REQUIREMENTS: Return the listing below exactly, with the pictures dropped.
=== INPUT ===
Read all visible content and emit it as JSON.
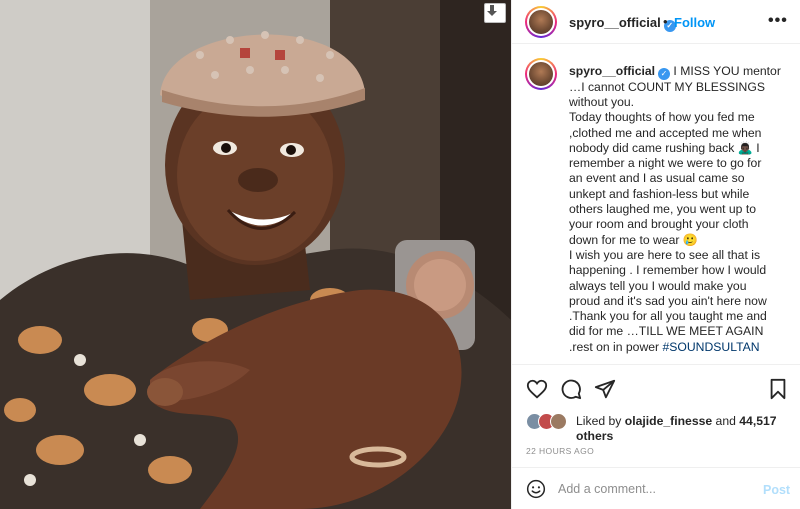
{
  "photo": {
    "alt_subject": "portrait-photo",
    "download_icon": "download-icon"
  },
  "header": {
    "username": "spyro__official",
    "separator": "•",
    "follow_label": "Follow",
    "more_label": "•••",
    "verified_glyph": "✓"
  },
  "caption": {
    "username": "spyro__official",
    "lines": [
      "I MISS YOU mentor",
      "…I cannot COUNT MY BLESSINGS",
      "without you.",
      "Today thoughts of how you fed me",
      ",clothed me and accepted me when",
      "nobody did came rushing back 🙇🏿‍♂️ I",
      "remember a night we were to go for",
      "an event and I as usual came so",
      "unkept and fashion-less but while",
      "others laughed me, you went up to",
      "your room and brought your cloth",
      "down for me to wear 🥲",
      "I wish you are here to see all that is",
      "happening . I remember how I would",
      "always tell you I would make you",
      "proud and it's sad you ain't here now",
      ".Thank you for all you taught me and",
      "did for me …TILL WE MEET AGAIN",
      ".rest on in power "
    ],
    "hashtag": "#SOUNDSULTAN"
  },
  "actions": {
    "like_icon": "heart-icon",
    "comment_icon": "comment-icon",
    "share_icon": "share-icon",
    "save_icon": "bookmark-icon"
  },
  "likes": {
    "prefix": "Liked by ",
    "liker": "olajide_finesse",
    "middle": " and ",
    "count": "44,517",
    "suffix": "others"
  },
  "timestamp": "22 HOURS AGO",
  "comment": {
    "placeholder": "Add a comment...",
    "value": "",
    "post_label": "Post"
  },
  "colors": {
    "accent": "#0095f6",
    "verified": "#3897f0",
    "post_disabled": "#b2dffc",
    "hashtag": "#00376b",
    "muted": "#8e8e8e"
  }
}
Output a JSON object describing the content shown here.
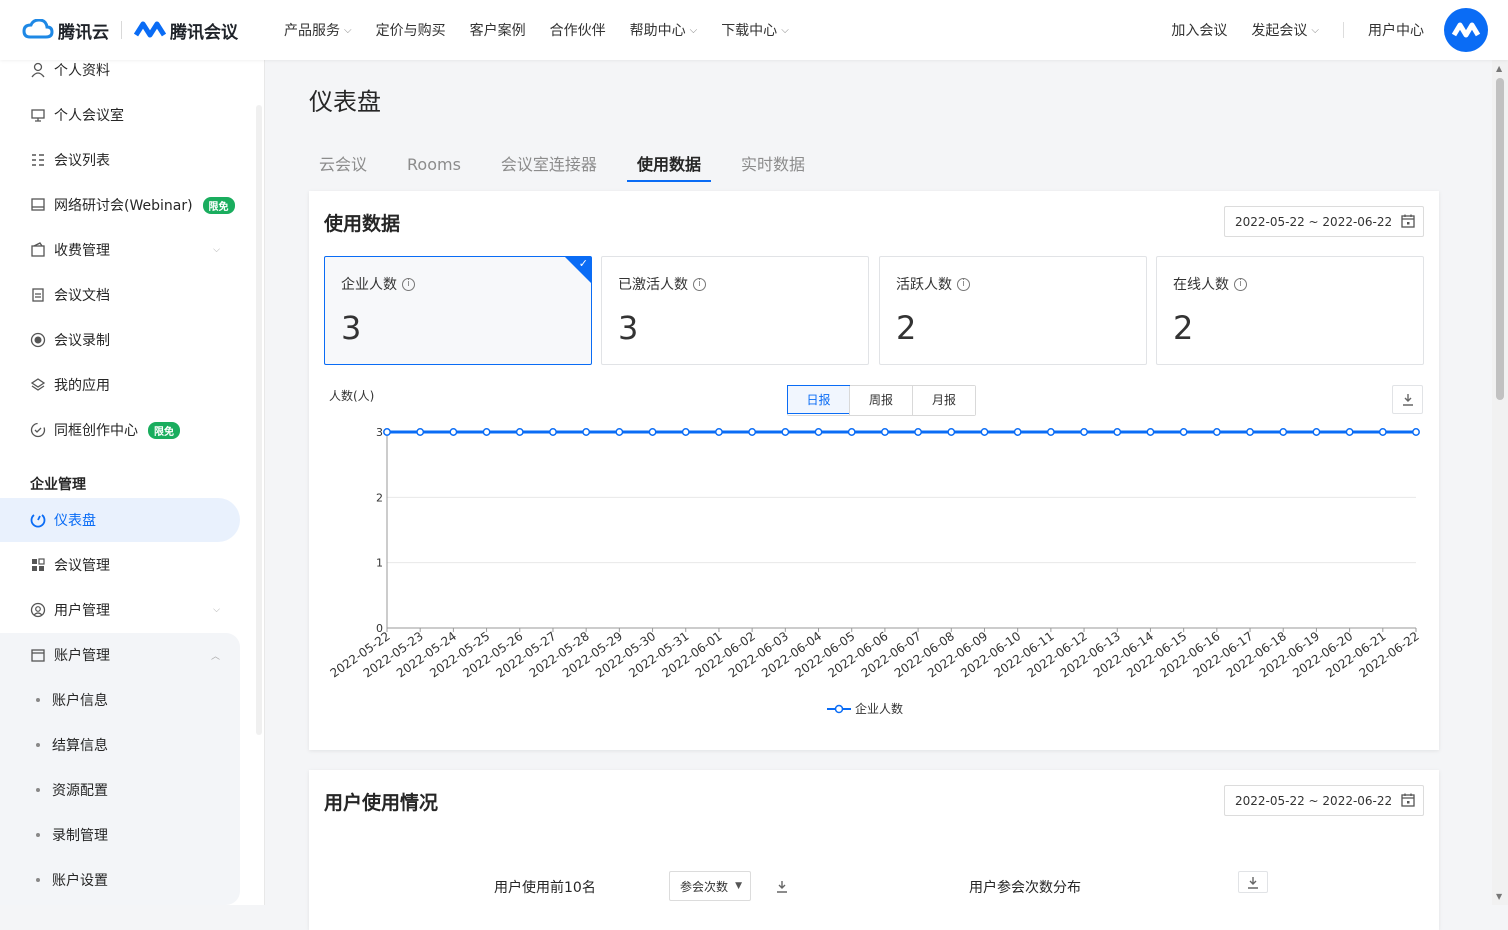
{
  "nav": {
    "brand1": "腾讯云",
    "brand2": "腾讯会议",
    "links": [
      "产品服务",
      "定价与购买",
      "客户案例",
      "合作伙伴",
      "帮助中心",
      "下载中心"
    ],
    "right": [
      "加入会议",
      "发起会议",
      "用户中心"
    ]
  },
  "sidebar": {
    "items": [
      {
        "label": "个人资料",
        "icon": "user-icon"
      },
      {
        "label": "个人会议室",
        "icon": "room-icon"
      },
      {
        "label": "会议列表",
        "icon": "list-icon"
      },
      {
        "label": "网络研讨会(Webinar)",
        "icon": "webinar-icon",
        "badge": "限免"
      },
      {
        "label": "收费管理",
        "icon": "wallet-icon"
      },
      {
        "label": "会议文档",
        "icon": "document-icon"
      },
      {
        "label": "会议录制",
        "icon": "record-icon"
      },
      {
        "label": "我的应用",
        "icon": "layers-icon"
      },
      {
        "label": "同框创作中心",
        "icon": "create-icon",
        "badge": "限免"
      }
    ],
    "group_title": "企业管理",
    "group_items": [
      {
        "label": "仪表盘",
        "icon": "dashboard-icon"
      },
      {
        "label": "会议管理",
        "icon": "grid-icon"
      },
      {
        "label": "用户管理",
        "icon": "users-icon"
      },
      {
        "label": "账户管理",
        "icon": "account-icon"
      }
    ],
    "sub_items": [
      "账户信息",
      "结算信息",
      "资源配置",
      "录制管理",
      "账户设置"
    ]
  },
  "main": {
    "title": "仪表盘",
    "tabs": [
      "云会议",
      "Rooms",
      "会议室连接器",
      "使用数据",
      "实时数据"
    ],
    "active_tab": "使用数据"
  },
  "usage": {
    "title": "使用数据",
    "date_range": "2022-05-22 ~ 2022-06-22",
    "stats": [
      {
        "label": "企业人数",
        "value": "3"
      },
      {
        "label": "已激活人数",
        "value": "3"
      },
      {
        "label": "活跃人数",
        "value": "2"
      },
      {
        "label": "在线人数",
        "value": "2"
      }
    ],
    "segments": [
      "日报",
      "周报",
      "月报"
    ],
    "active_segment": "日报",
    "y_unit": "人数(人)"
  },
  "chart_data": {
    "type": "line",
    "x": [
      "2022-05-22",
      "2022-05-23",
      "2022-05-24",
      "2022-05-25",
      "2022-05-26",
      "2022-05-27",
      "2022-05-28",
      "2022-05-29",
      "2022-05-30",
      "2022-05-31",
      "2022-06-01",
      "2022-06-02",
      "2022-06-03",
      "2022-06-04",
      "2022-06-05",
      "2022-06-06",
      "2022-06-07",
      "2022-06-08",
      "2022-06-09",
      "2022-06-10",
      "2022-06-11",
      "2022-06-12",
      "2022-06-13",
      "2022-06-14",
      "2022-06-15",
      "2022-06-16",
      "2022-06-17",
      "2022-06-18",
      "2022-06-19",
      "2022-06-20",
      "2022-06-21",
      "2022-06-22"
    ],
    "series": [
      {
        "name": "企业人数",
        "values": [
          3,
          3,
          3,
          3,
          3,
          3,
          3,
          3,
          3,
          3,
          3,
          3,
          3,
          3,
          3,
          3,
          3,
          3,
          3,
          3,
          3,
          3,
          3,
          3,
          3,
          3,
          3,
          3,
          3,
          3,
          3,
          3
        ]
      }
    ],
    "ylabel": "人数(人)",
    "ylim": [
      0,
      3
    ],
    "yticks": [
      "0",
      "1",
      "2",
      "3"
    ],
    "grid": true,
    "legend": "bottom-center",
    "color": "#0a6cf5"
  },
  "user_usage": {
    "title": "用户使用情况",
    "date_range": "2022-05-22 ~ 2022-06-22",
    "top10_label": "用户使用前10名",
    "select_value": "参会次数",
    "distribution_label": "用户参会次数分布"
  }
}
===
THE RESPONSE:
Read all visible content and emit it as JSON.
{
  "photo": {
    "alt_subject": "portrait-photo",
    "download_icon": "download-icon"
  },
  "header": {
    "username": "spyro__official",
    "separator": "•",
    "follow_label": "Follow",
    "more_label": "•••",
    "verified_glyph": "✓"
  },
  "caption": {
    "username": "spyro__official",
    "lines": [
      "I MISS YOU mentor",
      "…I cannot COUNT MY BLESSINGS",
      "without you.",
      "Today thoughts of how you fed me",
      ",clothed me and accepted me when",
      "nobody did came rushing back 🙇🏿‍♂️ I",
      "remember a night we were to go for",
      "an event and I as usual came so",
      "unkept and fashion-less but while",
      "others laughed me, you went up to",
      "your room and brought your cloth",
      "down for me to wear 🥲",
      "I wish you are here to see all that is",
      "happening . I remember how I would",
      "always tell you I would make you",
      "proud and it's sad you ain't here now",
      ".Thank you for all you taught me and",
      "did for me …TILL WE MEET AGAIN",
      ".rest on in power "
    ],
    "hashtag": "#SOUNDSULTAN"
  },
  "actions": {
    "like_icon": "heart-icon",
    "comment_icon": "comment-icon",
    "share_icon": "share-icon",
    "save_icon": "bookmark-icon"
  },
  "likes": {
    "prefix": "Liked by ",
    "liker": "olajide_finesse",
    "middle": " and ",
    "count": "44,517",
    "suffix": "others"
  },
  "timestamp": "22 HOURS AGO",
  "comment": {
    "placeholder": "Add a comment...",
    "value": "",
    "post_label": "Post"
  },
  "colors": {
    "accent": "#0095f6",
    "verified": "#3897f0",
    "post_disabled": "#b2dffc",
    "hashtag": "#00376b",
    "muted": "#8e8e8e"
  }
}
Output a JSON object describing the content shown here.
{
  "nav": {
    "brand1": "腾讯云",
    "brand2": "腾讯会议",
    "links": [
      "产品服务",
      "定价与购买",
      "客户案例",
      "合作伙伴",
      "帮助中心",
      "下载中心"
    ],
    "right": [
      "加入会议",
      "发起会议",
      "用户中心"
    ]
  },
  "sidebar": {
    "items": [
      {
        "label": "个人资料",
        "icon": "user-icon"
      },
      {
        "label": "个人会议室",
        "icon": "room-icon"
      },
      {
        "label": "会议列表",
        "icon": "list-icon"
      },
      {
        "label": "网络研讨会(Webinar)",
        "icon": "webinar-icon",
        "badge": "限免"
      },
      {
        "label": "收费管理",
        "icon": "wallet-icon"
      },
      {
        "label": "会议文档",
        "icon": "document-icon"
      },
      {
        "label": "会议录制",
        "icon": "record-icon"
      },
      {
        "label": "我的应用",
        "icon": "layers-icon"
      },
      {
        "label": "同框创作中心",
        "icon": "create-icon",
        "badge": "限免"
      }
    ],
    "group_title": "企业管理",
    "group_items": [
      {
        "label": "仪表盘",
        "icon": "dashboard-icon"
      },
      {
        "label": "会议管理",
        "icon": "grid-icon"
      },
      {
        "label": "用户管理",
        "icon": "users-icon"
      },
      {
        "label": "账户管理",
        "icon": "account-icon"
      }
    ],
    "sub_items": [
      "账户信息",
      "结算信息",
      "资源配置",
      "录制管理",
      "账户设置"
    ]
  },
  "main": {
    "title": "仪表盘",
    "tabs": [
      "云会议",
      "Rooms",
      "会议室连接器",
      "使用数据",
      "实时数据"
    ],
    "active_tab": "使用数据"
  },
  "usage": {
    "title": "使用数据",
    "date_range": "2022-05-22 ~ 2022-06-22",
    "stats": [
      {
        "label": "企业人数",
        "value": "3"
      },
      {
        "label": "已激活人数",
        "value": "3"
      },
      {
        "label": "活跃人数",
        "value": "2"
      },
      {
        "label": "在线人数",
        "value": "2"
      }
    ],
    "segments": [
      "日报",
      "周报",
      "月报"
    ],
    "active_segment": "日报",
    "y_unit": "人数(人)"
  },
  "chart_data": {
    "type": "line",
    "x": [
      "2022-05-22",
      "2022-05-23",
      "2022-05-24",
      "2022-05-25",
      "2022-05-26",
      "2022-05-27",
      "2022-05-28",
      "2022-05-29",
      "2022-05-30",
      "2022-05-31",
      "2022-06-01",
      "2022-06-02",
      "2022-06-03",
      "2022-06-04",
      "2022-06-05",
      "2022-06-06",
      "2022-06-07",
      "2022-06-08",
      "2022-06-09",
      "2022-06-10",
      "2022-06-11",
      "2022-06-12",
      "2022-06-13",
      "2022-06-14",
      "2022-06-15",
      "2022-06-16",
      "2022-06-17",
      "2022-06-18",
      "2022-06-19",
      "2022-06-20",
      "2022-06-21",
      "2022-06-22"
    ],
    "series": [
      {
        "name": "企业人数",
        "values": [
          3,
          3,
          3,
          3,
          3,
          3,
          3,
          3,
          3,
          3,
          3,
          3,
          3,
          3,
          3,
          3,
          3,
          3,
          3,
          3,
          3,
          3,
          3,
          3,
          3,
          3,
          3,
          3,
          3,
          3,
          3,
          3
        ]
      }
    ],
    "ylabel": "人数(人)",
    "ylim": [
      0,
      3
    ],
    "yticks": [
      "0",
      "1",
      "2",
      "3"
    ],
    "grid": true,
    "legend": "bottom-center",
    "color": "#0a6cf5"
  },
  "user_usage": {
    "title": "用户使用情况",
    "date_range": "2022-05-22 ~ 2022-06-22",
    "top10_label": "用户使用前10名",
    "select_value": "参会次数",
    "distribution_label": "用户参会次数分布"
  }
}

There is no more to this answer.